(Excerpts from a figure dataset)
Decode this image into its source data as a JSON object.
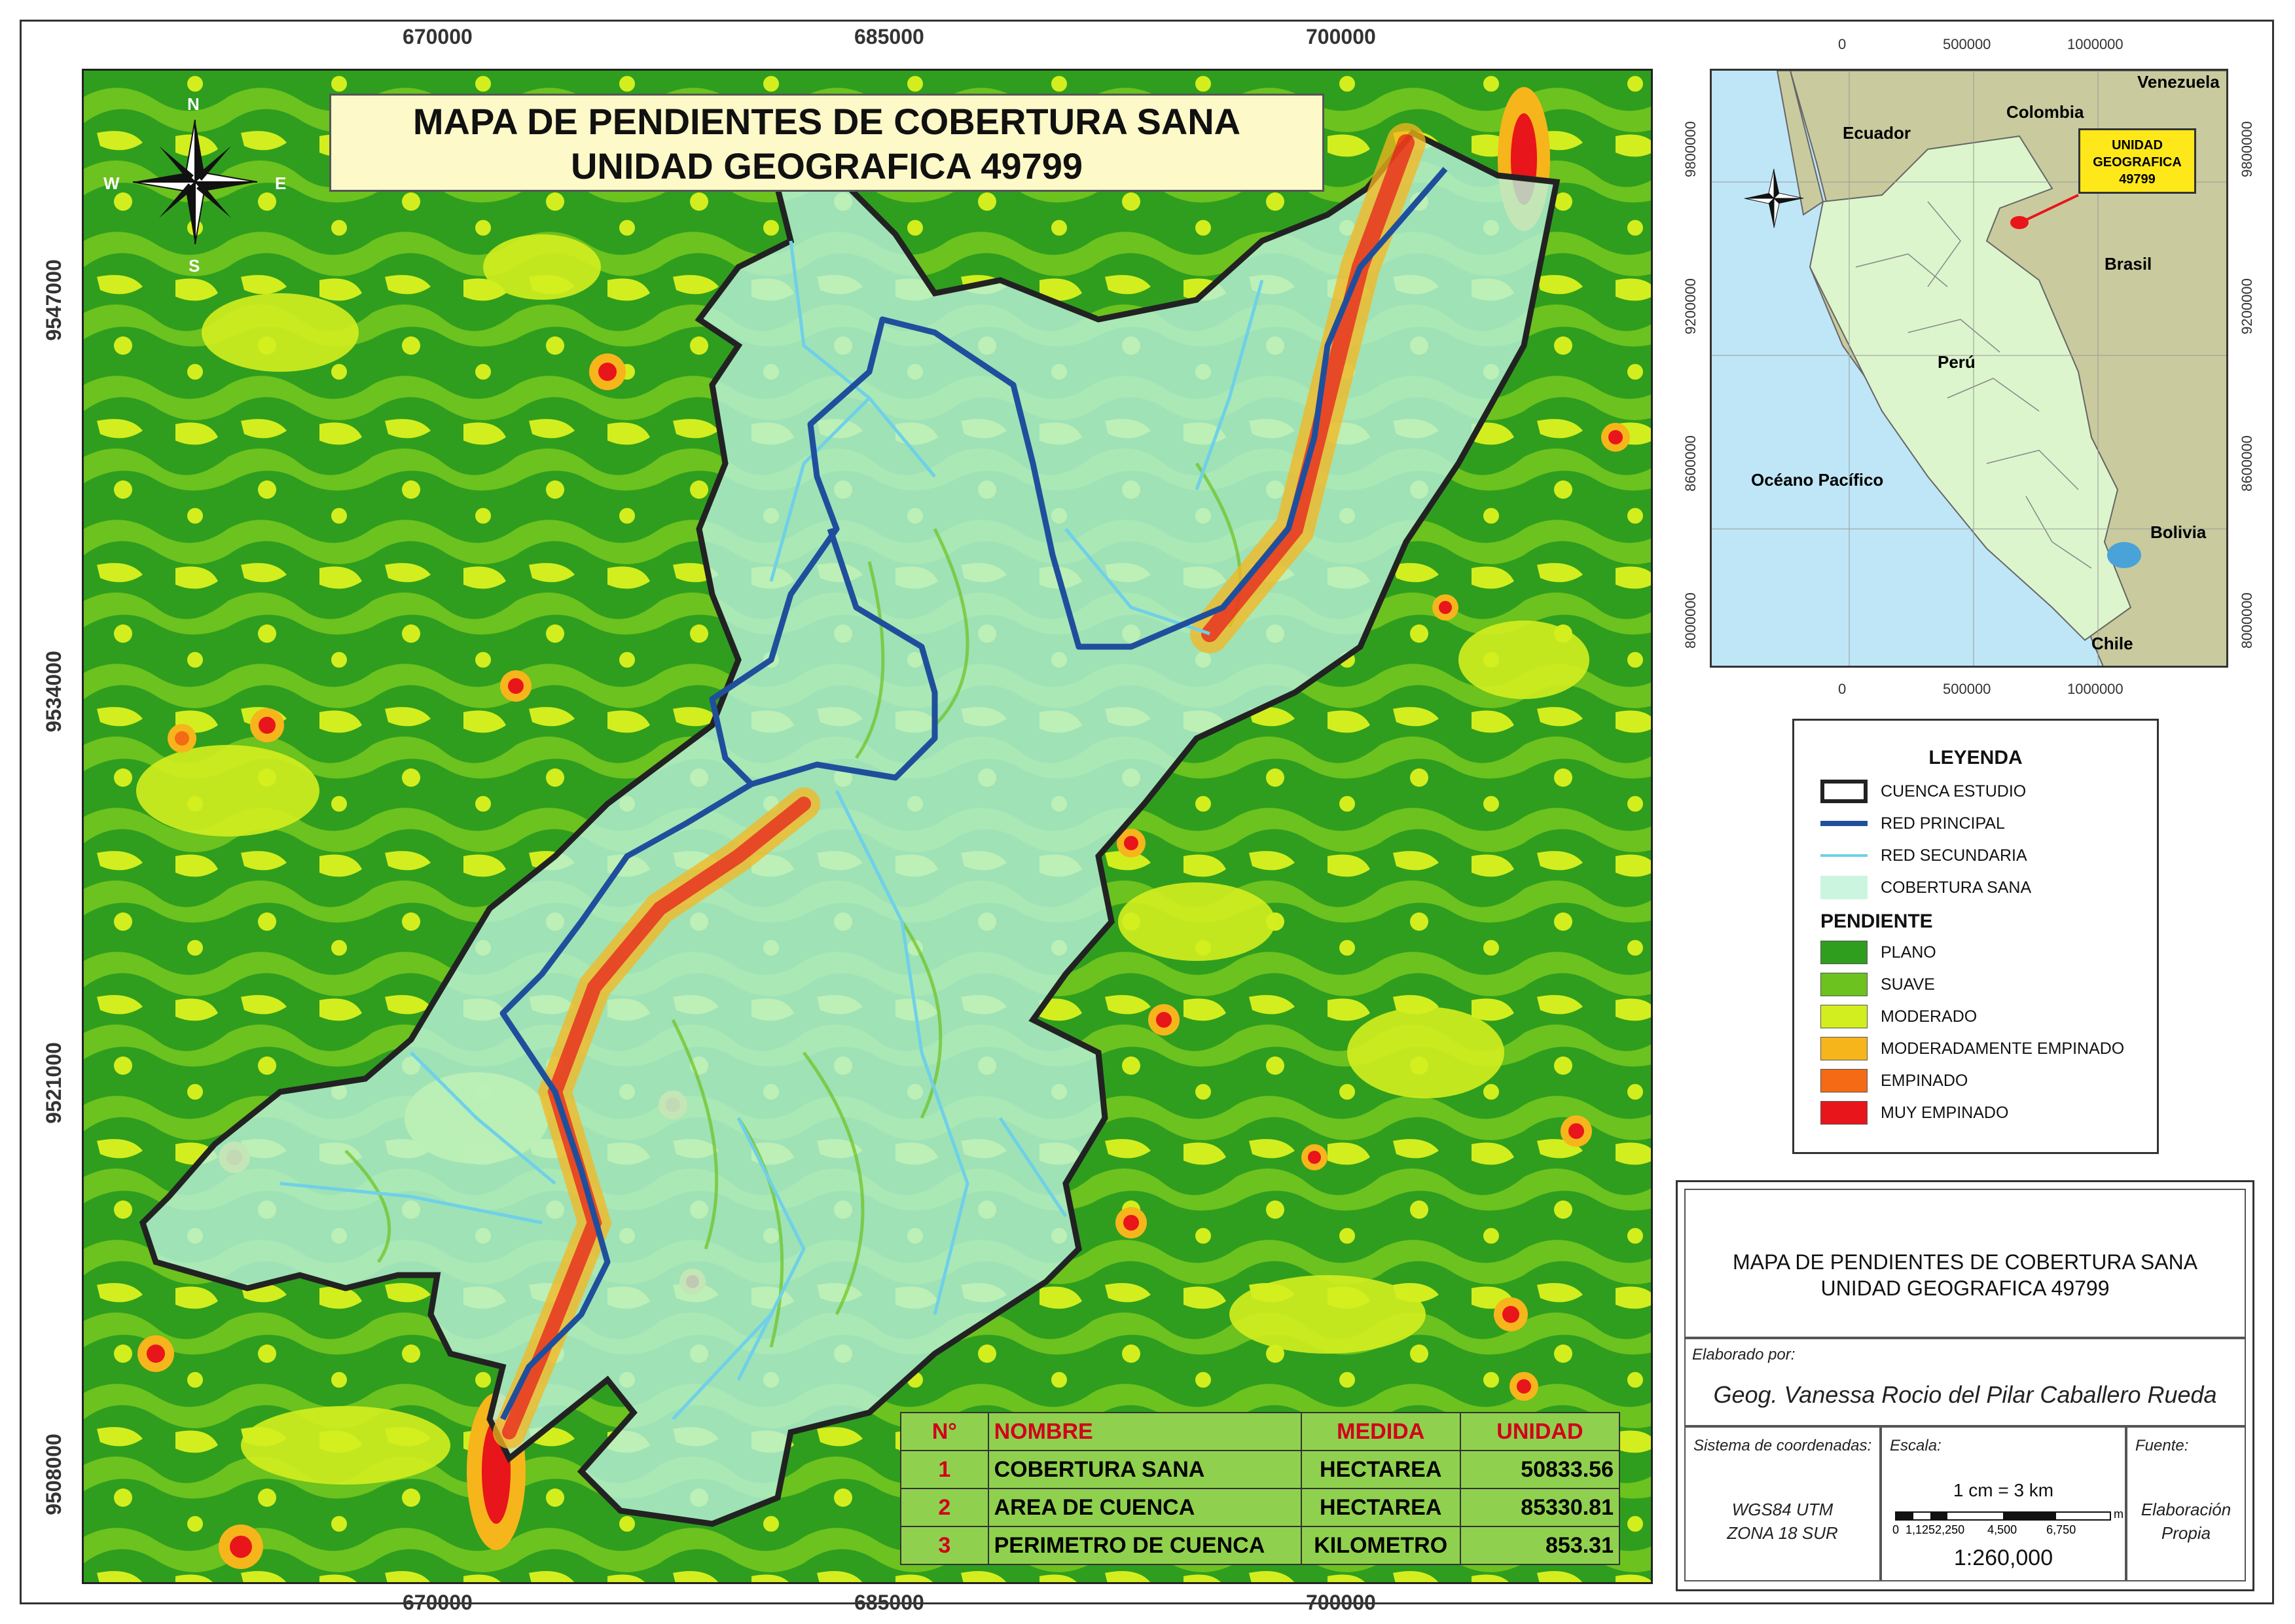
{
  "map_title": {
    "line1": "MAPA DE PENDIENTES DE COBERTURA SANA",
    "line2": "UNIDAD GEOGRAFICA 49799"
  },
  "grid": {
    "x_ticks": [
      "670000",
      "685000",
      "700000"
    ],
    "y_ticks": [
      "9547000",
      "9534000",
      "9521000",
      "9508000"
    ]
  },
  "north_arrow": {
    "n": "N",
    "s": "S",
    "e": "E",
    "w": "W"
  },
  "inset": {
    "x_ticks": [
      "0",
      "500000",
      "1000000"
    ],
    "y_ticks": [
      "9800000",
      "9200000",
      "8600000",
      "8000000"
    ],
    "labels": {
      "ecuador": "Ecuador",
      "colombia": "Colombia",
      "venezuela": "Venezuela",
      "brasil": "Brasil",
      "peru": "Perú",
      "oceano": "Océano Pacífico",
      "bolivia": "Bolivia",
      "chile": "Chile"
    },
    "callout": {
      "line1": "UNIDAD",
      "line2": "GEOGRAFICA",
      "line3": "49799"
    }
  },
  "legend": {
    "title": "LEYENDA",
    "items": [
      {
        "label": "CUENCA ESTUDIO"
      },
      {
        "label": "RED PRINCIPAL"
      },
      {
        "label": "RED SECUNDARIA"
      },
      {
        "label": "COBERTURA SANA"
      }
    ],
    "pendiente_title": "PENDIENTE",
    "pendiente": [
      {
        "label": "PLANO",
        "color": "#2f9e1f"
      },
      {
        "label": "SUAVE",
        "color": "#6cc21e"
      },
      {
        "label": "MODERADO",
        "color": "#d3ee1e"
      },
      {
        "label": "MODERADAMENTE EMPINADO",
        "color": "#f7b51c"
      },
      {
        "label": "EMPINADO",
        "color": "#f56a14"
      },
      {
        "label": "MUY EMPINADO",
        "color": "#e8151a"
      }
    ]
  },
  "table": {
    "headers": [
      "N°",
      "NOMBRE",
      "MEDIDA",
      "UNIDAD"
    ],
    "rows": [
      [
        "1",
        "COBERTURA SANA",
        "HECTAREA",
        "50833.56"
      ],
      [
        "2",
        "AREA DE CUENCA",
        "HECTAREA",
        "85330.81"
      ],
      [
        "3",
        "PERIMETRO DE CUENCA",
        "KILOMETRO",
        "853.31"
      ]
    ]
  },
  "info": {
    "title_line1": "MAPA DE PENDIENTES DE COBERTURA SANA",
    "title_line2": "UNIDAD GEOGRAFICA 49799",
    "elaborado_label": "Elaborado por:",
    "author": "Geog. Vanessa Rocio del Pilar Caballero Rueda",
    "sistema_label": "Sistema de coordenadas:",
    "sistema_line1": "WGS84 UTM",
    "sistema_line2": "ZONA 18 SUR",
    "escala_label": "Escala:",
    "escala_text": "1 cm = 3 km",
    "scalebar_ticks": "0  1,1252,250       4,500         6,750",
    "scalebar_unit": "m",
    "escala_ratio": "1:260,000",
    "fuente_label": "Fuente:",
    "fuente_line1": "Elaboración",
    "fuente_line2": "Propia"
  },
  "colors": {
    "plano": "#2f9e1f",
    "suave": "#6cc21e",
    "moderado": "#d3ee1e",
    "mod_empinado": "#f7b51c",
    "empinado": "#f56a14",
    "muy_empinado": "#e8151a",
    "cobertura": "#b8f0d8",
    "red_principal": "#1f4f9c",
    "red_secundaria": "#6fd0e8",
    "table_bg": "#8fd14f",
    "table_header_text": "#d0021b",
    "water": "#bfe6f7",
    "land_other": "#c9cb9e",
    "peru": "#dcf5cd"
  }
}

→ **AIM OF THE EXERCISE**:
Each line above is to be copied verbatim. Drop any image from the copy.

→ **WRITTEN ANSWER**:
Decode this image into its source data as a JSON object.
{
  "map_title": {
    "line1": "MAPA DE PENDIENTES DE COBERTURA SANA",
    "line2": "UNIDAD GEOGRAFICA 49799"
  },
  "grid": {
    "x_ticks": [
      "670000",
      "685000",
      "700000"
    ],
    "y_ticks": [
      "9547000",
      "9534000",
      "9521000",
      "9508000"
    ]
  },
  "north_arrow": {
    "n": "N",
    "s": "S",
    "e": "E",
    "w": "W"
  },
  "inset": {
    "x_ticks": [
      "0",
      "500000",
      "1000000"
    ],
    "y_ticks": [
      "9800000",
      "9200000",
      "8600000",
      "8000000"
    ],
    "labels": {
      "ecuador": "Ecuador",
      "colombia": "Colombia",
      "venezuela": "Venezuela",
      "brasil": "Brasil",
      "peru": "Perú",
      "oceano": "Océano Pacífico",
      "bolivia": "Bolivia",
      "chile": "Chile"
    },
    "callout": {
      "line1": "UNIDAD",
      "line2": "GEOGRAFICA",
      "line3": "49799"
    }
  },
  "legend": {
    "title": "LEYENDA",
    "items": [
      {
        "label": "CUENCA ESTUDIO"
      },
      {
        "label": "RED PRINCIPAL"
      },
      {
        "label": "RED SECUNDARIA"
      },
      {
        "label": "COBERTURA SANA"
      }
    ],
    "pendiente_title": "PENDIENTE",
    "pendiente": [
      {
        "label": "PLANO",
        "color": "#2f9e1f"
      },
      {
        "label": "SUAVE",
        "color": "#6cc21e"
      },
      {
        "label": "MODERADO",
        "color": "#d3ee1e"
      },
      {
        "label": "MODERADAMENTE EMPINADO",
        "color": "#f7b51c"
      },
      {
        "label": "EMPINADO",
        "color": "#f56a14"
      },
      {
        "label": "MUY EMPINADO",
        "color": "#e8151a"
      }
    ]
  },
  "table": {
    "headers": [
      "N°",
      "NOMBRE",
      "MEDIDA",
      "UNIDAD"
    ],
    "rows": [
      [
        "1",
        "COBERTURA SANA",
        "HECTAREA",
        "50833.56"
      ],
      [
        "2",
        "AREA DE CUENCA",
        "HECTAREA",
        "85330.81"
      ],
      [
        "3",
        "PERIMETRO DE CUENCA",
        "KILOMETRO",
        "853.31"
      ]
    ]
  },
  "info": {
    "title_line1": "MAPA DE PENDIENTES DE COBERTURA SANA",
    "title_line2": "UNIDAD GEOGRAFICA 49799",
    "elaborado_label": "Elaborado por:",
    "author": "Geog. Vanessa Rocio del Pilar Caballero Rueda",
    "sistema_label": "Sistema de coordenadas:",
    "sistema_line1": "WGS84 UTM",
    "sistema_line2": "ZONA 18 SUR",
    "escala_label": "Escala:",
    "escala_text": "1 cm = 3 km",
    "scalebar_ticks": "0  1,1252,250       4,500         6,750",
    "scalebar_unit": "m",
    "escala_ratio": "1:260,000",
    "fuente_label": "Fuente:",
    "fuente_line1": "Elaboración",
    "fuente_line2": "Propia"
  },
  "colors": {
    "plano": "#2f9e1f",
    "suave": "#6cc21e",
    "moderado": "#d3ee1e",
    "mod_empinado": "#f7b51c",
    "empinado": "#f56a14",
    "muy_empinado": "#e8151a",
    "cobertura": "#b8f0d8",
    "red_principal": "#1f4f9c",
    "red_secundaria": "#6fd0e8",
    "table_bg": "#8fd14f",
    "table_header_text": "#d0021b",
    "water": "#bfe6f7",
    "land_other": "#c9cb9e",
    "peru": "#dcf5cd"
  }
}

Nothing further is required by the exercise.